■ **Stated problem**
Collect each line of the records below that contains the string "axis", with case counting in the match.

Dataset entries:
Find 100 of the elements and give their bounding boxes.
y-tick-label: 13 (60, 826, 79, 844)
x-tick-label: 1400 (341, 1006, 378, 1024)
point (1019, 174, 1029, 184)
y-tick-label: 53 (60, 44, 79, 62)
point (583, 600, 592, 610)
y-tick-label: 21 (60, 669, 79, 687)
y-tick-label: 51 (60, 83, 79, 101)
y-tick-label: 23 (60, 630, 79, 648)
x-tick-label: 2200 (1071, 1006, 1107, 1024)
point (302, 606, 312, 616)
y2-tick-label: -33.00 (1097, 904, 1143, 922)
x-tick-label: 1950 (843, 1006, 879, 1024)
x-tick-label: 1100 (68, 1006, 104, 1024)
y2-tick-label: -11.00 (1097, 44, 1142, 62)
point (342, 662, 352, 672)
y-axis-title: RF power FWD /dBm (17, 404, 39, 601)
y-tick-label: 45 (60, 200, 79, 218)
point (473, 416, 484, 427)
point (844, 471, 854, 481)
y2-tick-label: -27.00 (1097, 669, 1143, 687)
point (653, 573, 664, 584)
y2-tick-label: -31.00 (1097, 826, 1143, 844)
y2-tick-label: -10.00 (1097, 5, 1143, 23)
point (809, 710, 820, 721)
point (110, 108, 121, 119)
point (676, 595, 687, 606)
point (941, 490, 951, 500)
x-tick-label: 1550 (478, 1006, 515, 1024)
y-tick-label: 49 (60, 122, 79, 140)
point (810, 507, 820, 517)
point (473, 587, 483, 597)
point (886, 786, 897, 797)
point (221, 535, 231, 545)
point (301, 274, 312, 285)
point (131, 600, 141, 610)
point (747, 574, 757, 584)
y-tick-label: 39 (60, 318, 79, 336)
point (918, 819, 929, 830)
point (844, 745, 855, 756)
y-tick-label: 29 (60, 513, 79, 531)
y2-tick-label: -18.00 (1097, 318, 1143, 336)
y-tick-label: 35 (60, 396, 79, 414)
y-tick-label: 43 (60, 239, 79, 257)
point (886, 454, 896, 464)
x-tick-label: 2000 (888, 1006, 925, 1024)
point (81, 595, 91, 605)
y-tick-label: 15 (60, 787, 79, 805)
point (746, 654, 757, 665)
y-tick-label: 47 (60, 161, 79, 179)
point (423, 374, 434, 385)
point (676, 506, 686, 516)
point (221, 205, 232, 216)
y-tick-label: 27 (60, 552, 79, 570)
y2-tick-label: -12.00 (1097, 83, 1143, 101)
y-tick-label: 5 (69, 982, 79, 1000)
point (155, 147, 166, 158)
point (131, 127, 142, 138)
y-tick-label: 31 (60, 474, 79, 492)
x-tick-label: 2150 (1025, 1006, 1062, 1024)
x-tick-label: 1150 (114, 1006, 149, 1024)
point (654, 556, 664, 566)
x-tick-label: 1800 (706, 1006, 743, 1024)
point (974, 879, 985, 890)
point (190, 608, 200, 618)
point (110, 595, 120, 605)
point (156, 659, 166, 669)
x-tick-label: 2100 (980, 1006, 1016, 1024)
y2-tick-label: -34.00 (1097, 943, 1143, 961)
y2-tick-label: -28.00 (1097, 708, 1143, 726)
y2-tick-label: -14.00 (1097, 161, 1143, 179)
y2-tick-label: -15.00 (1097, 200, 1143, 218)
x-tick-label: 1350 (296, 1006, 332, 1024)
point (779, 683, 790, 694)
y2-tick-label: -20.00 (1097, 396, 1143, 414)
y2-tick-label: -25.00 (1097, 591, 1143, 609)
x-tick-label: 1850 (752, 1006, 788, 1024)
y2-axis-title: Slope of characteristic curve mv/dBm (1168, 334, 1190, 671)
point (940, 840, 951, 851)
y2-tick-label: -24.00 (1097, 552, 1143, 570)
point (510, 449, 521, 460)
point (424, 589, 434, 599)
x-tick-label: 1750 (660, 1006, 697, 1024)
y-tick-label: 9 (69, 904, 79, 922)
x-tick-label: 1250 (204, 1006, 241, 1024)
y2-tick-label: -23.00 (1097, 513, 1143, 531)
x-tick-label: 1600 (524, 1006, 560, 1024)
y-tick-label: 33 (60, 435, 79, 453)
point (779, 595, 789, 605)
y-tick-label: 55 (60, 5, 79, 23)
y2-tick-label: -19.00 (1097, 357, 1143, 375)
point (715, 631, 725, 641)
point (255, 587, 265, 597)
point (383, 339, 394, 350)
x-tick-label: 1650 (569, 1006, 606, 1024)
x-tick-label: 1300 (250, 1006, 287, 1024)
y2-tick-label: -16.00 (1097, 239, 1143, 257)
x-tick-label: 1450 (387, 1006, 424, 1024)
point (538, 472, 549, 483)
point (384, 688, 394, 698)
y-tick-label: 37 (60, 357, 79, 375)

■ **Worked solution**
y-axis-title: RF power FWD /dBm (17, 404, 39, 601)
y2-axis-title: Slope of characteristic curve mv/dBm (1168, 334, 1190, 671)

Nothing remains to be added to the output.